Reproduce the material in full, unchanged.

^^^^

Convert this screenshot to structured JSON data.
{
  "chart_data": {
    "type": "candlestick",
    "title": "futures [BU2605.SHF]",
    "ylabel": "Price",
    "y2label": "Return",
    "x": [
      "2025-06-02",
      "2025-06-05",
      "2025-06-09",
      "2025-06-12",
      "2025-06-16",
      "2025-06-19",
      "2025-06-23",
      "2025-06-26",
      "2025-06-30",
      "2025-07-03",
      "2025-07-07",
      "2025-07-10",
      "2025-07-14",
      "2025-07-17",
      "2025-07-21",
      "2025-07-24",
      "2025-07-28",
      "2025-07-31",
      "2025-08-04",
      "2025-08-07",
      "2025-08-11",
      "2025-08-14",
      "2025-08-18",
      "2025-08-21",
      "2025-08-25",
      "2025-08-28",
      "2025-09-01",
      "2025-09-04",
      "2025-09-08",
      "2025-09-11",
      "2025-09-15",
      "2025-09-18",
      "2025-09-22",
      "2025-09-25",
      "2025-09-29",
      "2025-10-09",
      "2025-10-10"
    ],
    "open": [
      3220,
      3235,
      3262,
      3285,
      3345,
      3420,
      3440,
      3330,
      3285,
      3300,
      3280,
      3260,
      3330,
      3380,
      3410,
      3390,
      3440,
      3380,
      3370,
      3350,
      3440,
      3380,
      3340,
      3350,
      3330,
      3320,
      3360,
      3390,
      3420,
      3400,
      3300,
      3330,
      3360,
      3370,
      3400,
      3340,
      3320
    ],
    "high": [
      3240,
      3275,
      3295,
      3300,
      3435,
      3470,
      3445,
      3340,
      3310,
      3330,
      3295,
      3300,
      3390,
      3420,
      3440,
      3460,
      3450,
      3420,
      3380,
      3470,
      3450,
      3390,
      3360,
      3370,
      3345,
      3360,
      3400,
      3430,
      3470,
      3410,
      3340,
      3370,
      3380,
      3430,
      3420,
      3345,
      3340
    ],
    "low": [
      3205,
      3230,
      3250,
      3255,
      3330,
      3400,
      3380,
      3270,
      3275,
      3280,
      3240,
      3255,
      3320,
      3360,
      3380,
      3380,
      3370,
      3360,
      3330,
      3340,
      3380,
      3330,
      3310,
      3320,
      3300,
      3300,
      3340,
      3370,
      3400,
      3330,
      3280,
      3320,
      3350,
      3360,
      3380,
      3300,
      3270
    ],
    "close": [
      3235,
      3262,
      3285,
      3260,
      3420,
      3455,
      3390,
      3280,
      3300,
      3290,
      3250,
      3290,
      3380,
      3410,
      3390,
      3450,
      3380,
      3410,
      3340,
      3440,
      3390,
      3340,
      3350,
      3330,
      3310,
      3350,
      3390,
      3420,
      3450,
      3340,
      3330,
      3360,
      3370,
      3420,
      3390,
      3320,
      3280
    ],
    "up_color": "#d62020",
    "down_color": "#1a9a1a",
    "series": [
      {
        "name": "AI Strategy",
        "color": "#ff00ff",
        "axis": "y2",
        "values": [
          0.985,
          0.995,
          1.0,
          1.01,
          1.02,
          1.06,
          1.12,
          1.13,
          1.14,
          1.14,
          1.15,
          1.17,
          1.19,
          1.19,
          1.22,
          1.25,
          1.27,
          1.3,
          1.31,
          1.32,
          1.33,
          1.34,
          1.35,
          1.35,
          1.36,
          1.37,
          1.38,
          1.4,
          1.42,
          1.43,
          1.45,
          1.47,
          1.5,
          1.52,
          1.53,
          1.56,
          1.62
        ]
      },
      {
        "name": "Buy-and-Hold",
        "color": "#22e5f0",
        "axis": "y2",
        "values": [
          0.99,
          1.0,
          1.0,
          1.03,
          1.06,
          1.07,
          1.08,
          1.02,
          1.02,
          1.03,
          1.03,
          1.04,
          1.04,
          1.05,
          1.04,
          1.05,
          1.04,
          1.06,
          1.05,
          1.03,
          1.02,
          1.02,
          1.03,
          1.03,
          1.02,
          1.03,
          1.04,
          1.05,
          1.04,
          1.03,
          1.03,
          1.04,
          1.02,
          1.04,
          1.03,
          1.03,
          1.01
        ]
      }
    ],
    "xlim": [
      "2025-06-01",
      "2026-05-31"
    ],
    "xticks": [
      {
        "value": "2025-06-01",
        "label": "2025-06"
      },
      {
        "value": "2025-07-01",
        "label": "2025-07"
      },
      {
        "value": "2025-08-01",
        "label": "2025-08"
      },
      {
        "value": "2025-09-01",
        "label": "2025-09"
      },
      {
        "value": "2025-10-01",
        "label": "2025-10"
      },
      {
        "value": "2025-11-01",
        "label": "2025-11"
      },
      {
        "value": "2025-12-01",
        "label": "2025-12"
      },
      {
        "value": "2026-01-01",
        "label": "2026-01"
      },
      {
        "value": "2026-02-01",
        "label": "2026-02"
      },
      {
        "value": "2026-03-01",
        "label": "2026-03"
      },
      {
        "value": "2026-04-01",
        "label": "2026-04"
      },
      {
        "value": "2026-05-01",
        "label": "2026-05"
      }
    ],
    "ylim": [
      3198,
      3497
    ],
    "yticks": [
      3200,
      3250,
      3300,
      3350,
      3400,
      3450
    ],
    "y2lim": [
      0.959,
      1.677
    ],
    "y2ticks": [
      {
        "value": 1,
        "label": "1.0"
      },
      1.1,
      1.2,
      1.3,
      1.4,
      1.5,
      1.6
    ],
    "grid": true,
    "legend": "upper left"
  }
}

^^^^

Solution to the problem:
Convert this screenshot to structured JSON data.
{
  "chart_data": {
    "type": "candlestick",
    "title": "futures [BU2605.SHF]",
    "ylabel": "Price",
    "y2label": "Return",
    "x": [
      "2025-06-02",
      "2025-06-05",
      "2025-06-09",
      "2025-06-12",
      "2025-06-16",
      "2025-06-19",
      "2025-06-23",
      "2025-06-26",
      "2025-06-30",
      "2025-07-03",
      "2025-07-07",
      "2025-07-10",
      "2025-07-14",
      "2025-07-17",
      "2025-07-21",
      "2025-07-24",
      "2025-07-28",
      "2025-07-31",
      "2025-08-04",
      "2025-08-07",
      "2025-08-11",
      "2025-08-14",
      "2025-08-18",
      "2025-08-21",
      "2025-08-25",
      "2025-08-28",
      "2025-09-01",
      "2025-09-04",
      "2025-09-08",
      "2025-09-11",
      "2025-09-15",
      "2025-09-18",
      "2025-09-22",
      "2025-09-25",
      "2025-09-29",
      "2025-10-09",
      "2025-10-10"
    ],
    "open": [
      3220,
      3235,
      3262,
      3285,
      3345,
      3420,
      3440,
      3330,
      3285,
      3300,
      3280,
      3260,
      3330,
      3380,
      3410,
      3390,
      3440,
      3380,
      3370,
      3350,
      3440,
      3380,
      3340,
      3350,
      3330,
      3320,
      3360,
      3390,
      3420,
      3400,
      3300,
      3330,
      3360,
      3370,
      3400,
      3340,
      3320
    ],
    "high": [
      3240,
      3275,
      3295,
      3300,
      3435,
      3470,
      3445,
      3340,
      3310,
      3330,
      3295,
      3300,
      3390,
      3420,
      3440,
      3460,
      3450,
      3420,
      3380,
      3470,
      3450,
      3390,
      3360,
      3370,
      3345,
      3360,
      3400,
      3430,
      3470,
      3410,
      3340,
      3370,
      3380,
      3430,
      3420,
      3345,
      3340
    ],
    "low": [
      3205,
      3230,
      3250,
      3255,
      3330,
      3400,
      3380,
      3270,
      3275,
      3280,
      3240,
      3255,
      3320,
      3360,
      3380,
      3380,
      3370,
      3360,
      3330,
      3340,
      3380,
      3330,
      3310,
      3320,
      3300,
      3300,
      3340,
      3370,
      3400,
      3330,
      3280,
      3320,
      3350,
      3360,
      3380,
      3300,
      3270
    ],
    "close": [
      3235,
      3262,
      3285,
      3260,
      3420,
      3455,
      3390,
      3280,
      3300,
      3290,
      3250,
      3290,
      3380,
      3410,
      3390,
      3450,
      3380,
      3410,
      3340,
      3440,
      3390,
      3340,
      3350,
      3330,
      3310,
      3350,
      3390,
      3420,
      3450,
      3340,
      3330,
      3360,
      3370,
      3420,
      3390,
      3320,
      3280
    ],
    "up_color": "#d62020",
    "down_color": "#1a9a1a",
    "series": [
      {
        "name": "AI Strategy",
        "color": "#ff00ff",
        "axis": "y2",
        "values": [
          0.985,
          0.995,
          1.0,
          1.01,
          1.02,
          1.06,
          1.12,
          1.13,
          1.14,
          1.14,
          1.15,
          1.17,
          1.19,
          1.19,
          1.22,
          1.25,
          1.27,
          1.3,
          1.31,
          1.32,
          1.33,
          1.34,
          1.35,
          1.35,
          1.36,
          1.37,
          1.38,
          1.4,
          1.42,
          1.43,
          1.45,
          1.47,
          1.5,
          1.52,
          1.53,
          1.56,
          1.62
        ]
      },
      {
        "name": "Buy-and-Hold",
        "color": "#22e5f0",
        "axis": "y2",
        "values": [
          0.99,
          1.0,
          1.0,
          1.03,
          1.06,
          1.07,
          1.08,
          1.02,
          1.02,
          1.03,
          1.03,
          1.04,
          1.04,
          1.05,
          1.04,
          1.05,
          1.04,
          1.06,
          1.05,
          1.03,
          1.02,
          1.02,
          1.03,
          1.03,
          1.02,
          1.03,
          1.04,
          1.05,
          1.04,
          1.03,
          1.03,
          1.04,
          1.02,
          1.04,
          1.03,
          1.03,
          1.01
        ]
      }
    ],
    "xlim": [
      "2025-06-01",
      "2026-05-31"
    ],
    "xticks": [
      {
        "value": "2025-06-01",
        "label": "2025-06"
      },
      {
        "value": "2025-07-01",
        "label": "2025-07"
      },
      {
        "value": "2025-08-01",
        "label": "2025-08"
      },
      {
        "value": "2025-09-01",
        "label": "2025-09"
      },
      {
        "value": "2025-10-01",
        "label": "2025-10"
      },
      {
        "value": "2025-11-01",
        "label": "2025-11"
      },
      {
        "value": "2025-12-01",
        "label": "2025-12"
      },
      {
        "value": "2026-01-01",
        "label": "2026-01"
      },
      {
        "value": "2026-02-01",
        "label": "2026-02"
      },
      {
        "value": "2026-03-01",
        "label": "2026-03"
      },
      {
        "value": "2026-04-01",
        "label": "2026-04"
      },
      {
        "value": "2026-05-01",
        "label": "2026-05"
      }
    ],
    "ylim": [
      3198,
      3497
    ],
    "yticks": [
      3200,
      3250,
      3300,
      3350,
      3400,
      3450
    ],
    "y2lim": [
      0.959,
      1.677
    ],
    "y2ticks": [
      {
        "value": 1,
        "label": "1.0"
      },
      1.1,
      1.2,
      1.3,
      1.4,
      1.5,
      1.6
    ],
    "grid": true,
    "legend": "upper left"
  }
}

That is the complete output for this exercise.